■ What the task asks: Output all records precisely as written.
# start of Dataset entries
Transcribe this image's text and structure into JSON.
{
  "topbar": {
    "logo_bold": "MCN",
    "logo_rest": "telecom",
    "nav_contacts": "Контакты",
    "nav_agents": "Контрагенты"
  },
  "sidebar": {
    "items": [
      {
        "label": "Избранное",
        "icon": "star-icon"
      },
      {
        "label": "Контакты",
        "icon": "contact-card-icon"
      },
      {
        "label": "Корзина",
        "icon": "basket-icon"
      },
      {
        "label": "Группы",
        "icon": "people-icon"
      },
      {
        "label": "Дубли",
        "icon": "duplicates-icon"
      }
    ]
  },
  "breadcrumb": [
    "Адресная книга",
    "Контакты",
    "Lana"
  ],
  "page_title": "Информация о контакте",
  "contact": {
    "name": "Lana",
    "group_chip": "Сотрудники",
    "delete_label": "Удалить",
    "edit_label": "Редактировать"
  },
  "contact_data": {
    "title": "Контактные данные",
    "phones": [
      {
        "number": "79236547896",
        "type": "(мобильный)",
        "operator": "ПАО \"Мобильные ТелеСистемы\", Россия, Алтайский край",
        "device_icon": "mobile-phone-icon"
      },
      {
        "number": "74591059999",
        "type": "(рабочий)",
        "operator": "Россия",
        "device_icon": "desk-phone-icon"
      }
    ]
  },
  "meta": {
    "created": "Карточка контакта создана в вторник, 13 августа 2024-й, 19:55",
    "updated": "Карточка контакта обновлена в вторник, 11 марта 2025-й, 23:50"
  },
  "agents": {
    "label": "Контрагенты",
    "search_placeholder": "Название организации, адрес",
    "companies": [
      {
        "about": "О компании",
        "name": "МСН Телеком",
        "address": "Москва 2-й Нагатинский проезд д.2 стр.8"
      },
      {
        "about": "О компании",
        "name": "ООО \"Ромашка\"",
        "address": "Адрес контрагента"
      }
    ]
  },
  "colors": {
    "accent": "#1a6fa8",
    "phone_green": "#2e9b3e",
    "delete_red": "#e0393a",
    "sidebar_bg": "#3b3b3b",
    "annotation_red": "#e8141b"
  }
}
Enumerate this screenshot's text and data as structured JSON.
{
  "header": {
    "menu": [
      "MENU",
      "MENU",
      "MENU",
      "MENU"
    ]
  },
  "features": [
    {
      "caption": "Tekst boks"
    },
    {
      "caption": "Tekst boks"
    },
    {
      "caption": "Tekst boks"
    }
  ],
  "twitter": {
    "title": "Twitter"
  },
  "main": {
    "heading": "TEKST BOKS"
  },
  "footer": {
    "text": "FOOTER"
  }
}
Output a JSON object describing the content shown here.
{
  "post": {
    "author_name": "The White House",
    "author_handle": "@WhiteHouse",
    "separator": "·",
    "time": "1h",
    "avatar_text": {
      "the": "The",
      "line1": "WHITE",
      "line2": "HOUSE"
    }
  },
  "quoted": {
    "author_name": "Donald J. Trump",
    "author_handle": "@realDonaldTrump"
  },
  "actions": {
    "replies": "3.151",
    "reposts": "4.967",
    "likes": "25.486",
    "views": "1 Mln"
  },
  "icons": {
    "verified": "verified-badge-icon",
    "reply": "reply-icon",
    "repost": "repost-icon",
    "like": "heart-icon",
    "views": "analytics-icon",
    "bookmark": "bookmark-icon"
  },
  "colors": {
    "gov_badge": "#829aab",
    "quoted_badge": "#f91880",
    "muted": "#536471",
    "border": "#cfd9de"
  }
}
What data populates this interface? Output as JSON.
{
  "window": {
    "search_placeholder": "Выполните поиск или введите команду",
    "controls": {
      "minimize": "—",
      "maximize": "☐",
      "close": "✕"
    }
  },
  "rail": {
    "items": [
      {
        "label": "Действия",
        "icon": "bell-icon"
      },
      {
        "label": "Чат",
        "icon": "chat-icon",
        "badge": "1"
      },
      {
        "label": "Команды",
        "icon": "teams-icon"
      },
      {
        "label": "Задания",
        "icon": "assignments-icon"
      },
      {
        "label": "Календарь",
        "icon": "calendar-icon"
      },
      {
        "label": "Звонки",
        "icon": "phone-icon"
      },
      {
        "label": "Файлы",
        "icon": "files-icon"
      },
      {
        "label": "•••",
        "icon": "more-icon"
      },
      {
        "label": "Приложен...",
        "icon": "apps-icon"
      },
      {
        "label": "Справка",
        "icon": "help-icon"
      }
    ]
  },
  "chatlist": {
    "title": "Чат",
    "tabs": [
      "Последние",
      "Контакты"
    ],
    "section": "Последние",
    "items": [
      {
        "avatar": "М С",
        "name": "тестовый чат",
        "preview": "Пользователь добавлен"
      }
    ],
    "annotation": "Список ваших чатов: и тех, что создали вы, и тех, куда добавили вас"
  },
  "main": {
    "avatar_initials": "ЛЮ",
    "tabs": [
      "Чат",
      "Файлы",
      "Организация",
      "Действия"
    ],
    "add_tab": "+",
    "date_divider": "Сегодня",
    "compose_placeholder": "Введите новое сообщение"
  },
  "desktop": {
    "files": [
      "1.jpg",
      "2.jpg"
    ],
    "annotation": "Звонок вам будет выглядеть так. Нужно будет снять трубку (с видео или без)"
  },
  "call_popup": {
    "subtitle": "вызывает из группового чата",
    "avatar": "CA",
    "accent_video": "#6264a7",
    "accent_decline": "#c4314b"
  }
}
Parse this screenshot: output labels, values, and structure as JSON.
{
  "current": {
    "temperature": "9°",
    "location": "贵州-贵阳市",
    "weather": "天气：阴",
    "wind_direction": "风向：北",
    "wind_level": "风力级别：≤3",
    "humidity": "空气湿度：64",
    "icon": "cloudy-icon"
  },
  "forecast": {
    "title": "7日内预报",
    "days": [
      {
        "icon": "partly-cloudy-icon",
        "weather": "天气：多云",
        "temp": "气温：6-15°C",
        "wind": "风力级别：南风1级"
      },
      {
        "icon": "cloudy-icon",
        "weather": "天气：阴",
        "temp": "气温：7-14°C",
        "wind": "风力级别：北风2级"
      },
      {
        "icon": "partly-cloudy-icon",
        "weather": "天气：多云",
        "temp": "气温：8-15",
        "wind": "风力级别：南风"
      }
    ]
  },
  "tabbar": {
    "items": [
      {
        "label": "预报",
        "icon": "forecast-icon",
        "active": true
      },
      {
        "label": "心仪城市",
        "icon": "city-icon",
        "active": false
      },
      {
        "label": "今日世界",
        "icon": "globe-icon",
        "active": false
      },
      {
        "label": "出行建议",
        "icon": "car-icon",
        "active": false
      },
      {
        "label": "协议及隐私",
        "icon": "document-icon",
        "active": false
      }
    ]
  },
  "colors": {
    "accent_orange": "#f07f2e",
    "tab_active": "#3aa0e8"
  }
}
# end of Dataset entries
■ Exercise solution:
Transcribe this image's text and structure into JSON.
{
  "topbar": {
    "logo_bold": "MCN",
    "logo_rest": "telecom",
    "nav_contacts": "Контакты",
    "nav_agents": "Контрагенты"
  },
  "sidebar": {
    "items": [
      {
        "label": "Избранное",
        "icon": "star-icon"
      },
      {
        "label": "Контакты",
        "icon": "contact-card-icon"
      },
      {
        "label": "Корзина",
        "icon": "basket-icon"
      },
      {
        "label": "Группы",
        "icon": "people-icon"
      },
      {
        "label": "Дубли",
        "icon": "duplicates-icon"
      }
    ]
  },
  "breadcrumb": [
    "Адресная книга",
    "Контакты",
    "Lana"
  ],
  "page_title": "Информация о контакте",
  "contact": {
    "name": "Lana",
    "group_chip": "Сотрудники",
    "delete_label": "Удалить",
    "edit_label": "Редактировать"
  },
  "contact_data": {
    "title": "Контактные данные",
    "phones": [
      {
        "number": "79236547896",
        "type": "(мобильный)",
        "operator": "ПАО \"Мобильные ТелеСистемы\", Россия, Алтайский край",
        "device_icon": "mobile-phone-icon"
      },
      {
        "number": "74591059999",
        "type": "(рабочий)",
        "operator": "Россия",
        "device_icon": "desk-phone-icon"
      }
    ]
  },
  "meta": {
    "created": "Карточка контакта создана в вторник, 13 августа 2024-й, 19:55",
    "updated": "Карточка контакта обновлена в вторник, 11 марта 2025-й, 23:50"
  },
  "agents": {
    "label": "Контрагенты",
    "search_placeholder": "Название организации, адрес",
    "companies": [
      {
        "about": "О компании",
        "name": "МСН Телеком",
        "address": "Москва 2-й Нагатинский проезд д.2 стр.8"
      },
      {
        "about": "О компании",
        "name": "ООО \"Ромашка\"",
        "address": "Адрес контрагента"
      }
    ]
  },
  "colors": {
    "accent": "#1a6fa8",
    "phone_green": "#2e9b3e",
    "delete_red": "#e0393a",
    "sidebar_bg": "#3b3b3b",
    "annotation_red": "#e8141b"
  }
}
Enumerate this screenshot's text and data as structured JSON.
{
  "header": {
    "menu": [
      "MENU",
      "MENU",
      "MENU",
      "MENU"
    ]
  },
  "features": [
    {
      "caption": "Tekst boks"
    },
    {
      "caption": "Tekst boks"
    },
    {
      "caption": "Tekst boks"
    }
  ],
  "twitter": {
    "title": "Twitter"
  },
  "main": {
    "heading": "TEKST BOKS"
  },
  "footer": {
    "text": "FOOTER"
  }
}
Output a JSON object describing the content shown here.
{
  "post": {
    "author_name": "The White House",
    "author_handle": "@WhiteHouse",
    "separator": "·",
    "time": "1h",
    "avatar_text": {
      "the": "The",
      "line1": "WHITE",
      "line2": "HOUSE"
    }
  },
  "quoted": {
    "author_name": "Donald J. Trump",
    "author_handle": "@realDonaldTrump"
  },
  "actions": {
    "replies": "3.151",
    "reposts": "4.967",
    "likes": "25.486",
    "views": "1 Mln"
  },
  "icons": {
    "verified": "verified-badge-icon",
    "reply": "reply-icon",
    "repost": "repost-icon",
    "like": "heart-icon",
    "views": "analytics-icon",
    "bookmark": "bookmark-icon"
  },
  "colors": {
    "gov_badge": "#829aab",
    "quoted_badge": "#f91880",
    "muted": "#536471",
    "border": "#cfd9de"
  }
}
What data populates this interface? Output as JSON.
{
  "window": {
    "search_placeholder": "Выполните поиск или введите команду",
    "controls": {
      "minimize": "—",
      "maximize": "☐",
      "close": "✕"
    }
  },
  "rail": {
    "items": [
      {
        "label": "Действия",
        "icon": "bell-icon"
      },
      {
        "label": "Чат",
        "icon": "chat-icon",
        "badge": "1"
      },
      {
        "label": "Команды",
        "icon": "teams-icon"
      },
      {
        "label": "Задания",
        "icon": "assignments-icon"
      },
      {
        "label": "Календарь",
        "icon": "calendar-icon"
      },
      {
        "label": "Звонки",
        "icon": "phone-icon"
      },
      {
        "label": "Файлы",
        "icon": "files-icon"
      },
      {
        "label": "•••",
        "icon": "more-icon"
      },
      {
        "label": "Приложен...",
        "icon": "apps-icon"
      },
      {
        "label": "Справка",
        "icon": "help-icon"
      }
    ]
  },
  "chatlist": {
    "title": "Чат",
    "tabs": [
      "Последние",
      "Контакты"
    ],
    "section": "Последние",
    "items": [
      {
        "avatar": "М С",
        "name": "тестовый чат",
        "preview": "Пользователь добавлен"
      }
    ],
    "annotation": "Список ваших чатов: и тех, что создали вы, и тех, куда добавили вас"
  },
  "main": {
    "avatar_initials": "ЛЮ",
    "tabs": [
      "Чат",
      "Файлы",
      "Организация",
      "Действия"
    ],
    "add_tab": "+",
    "date_divider": "Сегодня",
    "compose_placeholder": "Введите новое сообщение"
  },
  "desktop": {
    "files": [
      "1.jpg",
      "2.jpg"
    ],
    "annotation": "Звонок вам будет выглядеть так. Нужно будет снять трубку (с видео или без)"
  },
  "call_popup": {
    "subtitle": "вызывает из группового чата",
    "avatar": "CA",
    "accent_video": "#6264a7",
    "accent_decline": "#c4314b"
  }
}
Parse this screenshot: output labels, values, and structure as JSON.
{
  "current": {
    "temperature": "9°",
    "location": "贵州-贵阳市",
    "weather": "天气：阴",
    "wind_direction": "风向：北",
    "wind_level": "风力级别：≤3",
    "humidity": "空气湿度：64",
    "icon": "cloudy-icon"
  },
  "forecast": {
    "title": "7日内预报",
    "days": [
      {
        "icon": "partly-cloudy-icon",
        "weather": "天气：多云",
        "temp": "气温：6-15°C",
        "wind": "风力级别：南风1级"
      },
      {
        "icon": "cloudy-icon",
        "weather": "天气：阴",
        "temp": "气温：7-14°C",
        "wind": "风力级别：北风2级"
      },
      {
        "icon": "partly-cloudy-icon",
        "weather": "天气：多云",
        "temp": "气温：8-15",
        "wind": "风力级别：南风"
      }
    ]
  },
  "tabbar": {
    "items": [
      {
        "label": "预报",
        "icon": "forecast-icon",
        "active": true
      },
      {
        "label": "心仪城市",
        "icon": "city-icon",
        "active": false
      },
      {
        "label": "今日世界",
        "icon": "globe-icon",
        "active": false
      },
      {
        "label": "出行建议",
        "icon": "car-icon",
        "active": false
      },
      {
        "label": "协议及隐私",
        "icon": "document-icon",
        "active": false
      }
    ]
  },
  "colors": {
    "accent_orange": "#f07f2e",
    "tab_active": "#3aa0e8"
  }
}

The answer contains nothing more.